Extracted data entries
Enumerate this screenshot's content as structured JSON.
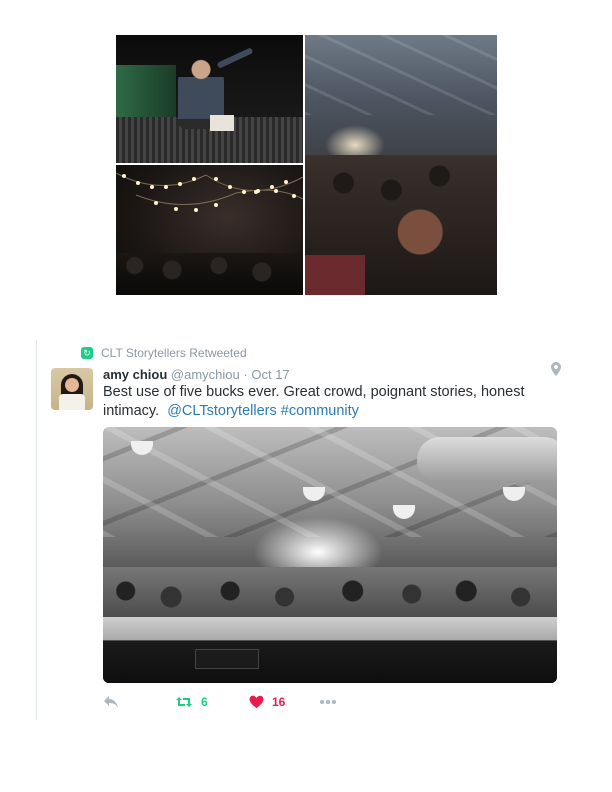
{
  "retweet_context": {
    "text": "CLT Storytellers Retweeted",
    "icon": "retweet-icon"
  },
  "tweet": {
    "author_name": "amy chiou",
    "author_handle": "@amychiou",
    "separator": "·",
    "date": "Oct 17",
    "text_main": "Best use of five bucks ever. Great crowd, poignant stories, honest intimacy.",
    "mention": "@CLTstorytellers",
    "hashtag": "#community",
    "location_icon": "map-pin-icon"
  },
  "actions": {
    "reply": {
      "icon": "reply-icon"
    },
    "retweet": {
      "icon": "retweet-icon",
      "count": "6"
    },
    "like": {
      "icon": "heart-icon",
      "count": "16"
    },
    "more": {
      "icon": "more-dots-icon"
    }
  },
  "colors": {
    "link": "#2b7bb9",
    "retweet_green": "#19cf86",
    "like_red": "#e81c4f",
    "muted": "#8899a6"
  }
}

--

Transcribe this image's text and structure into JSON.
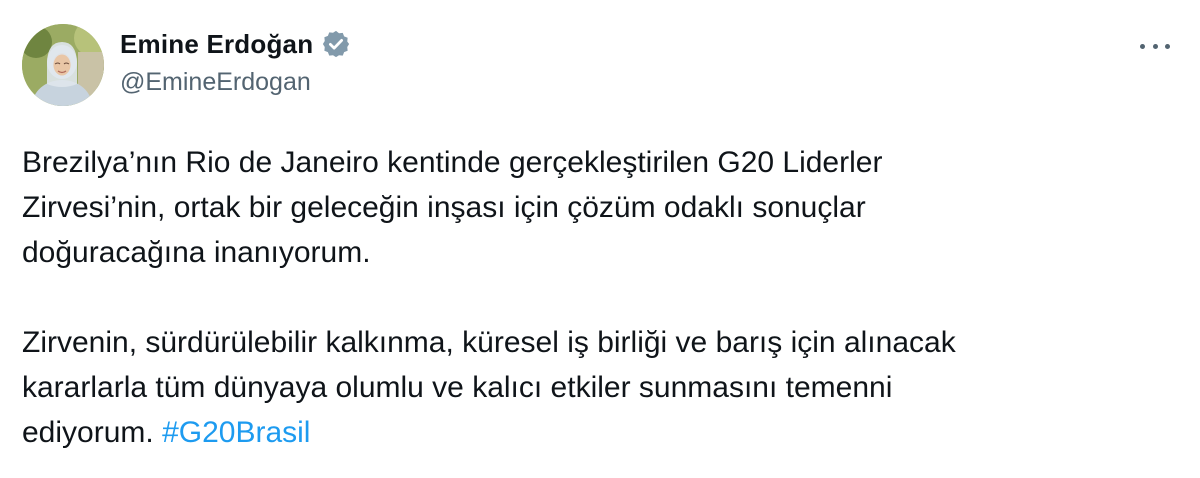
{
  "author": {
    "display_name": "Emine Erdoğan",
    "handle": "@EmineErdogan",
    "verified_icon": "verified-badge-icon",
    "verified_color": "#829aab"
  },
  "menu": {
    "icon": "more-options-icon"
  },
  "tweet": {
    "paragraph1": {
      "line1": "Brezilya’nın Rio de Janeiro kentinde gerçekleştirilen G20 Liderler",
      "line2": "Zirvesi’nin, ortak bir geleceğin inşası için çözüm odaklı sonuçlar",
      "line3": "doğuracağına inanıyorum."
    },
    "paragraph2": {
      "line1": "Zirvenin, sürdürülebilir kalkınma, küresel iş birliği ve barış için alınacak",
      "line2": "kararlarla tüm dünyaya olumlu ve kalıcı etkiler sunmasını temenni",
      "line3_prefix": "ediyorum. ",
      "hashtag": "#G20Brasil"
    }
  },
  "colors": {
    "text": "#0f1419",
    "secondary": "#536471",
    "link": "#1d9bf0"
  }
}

### Written exercise
From the entries above, list each line with "JSON" in it.

### Complete answer
Enumerate this screenshot's content as structured JSON.
Transcribe this image's text and structure into JSON.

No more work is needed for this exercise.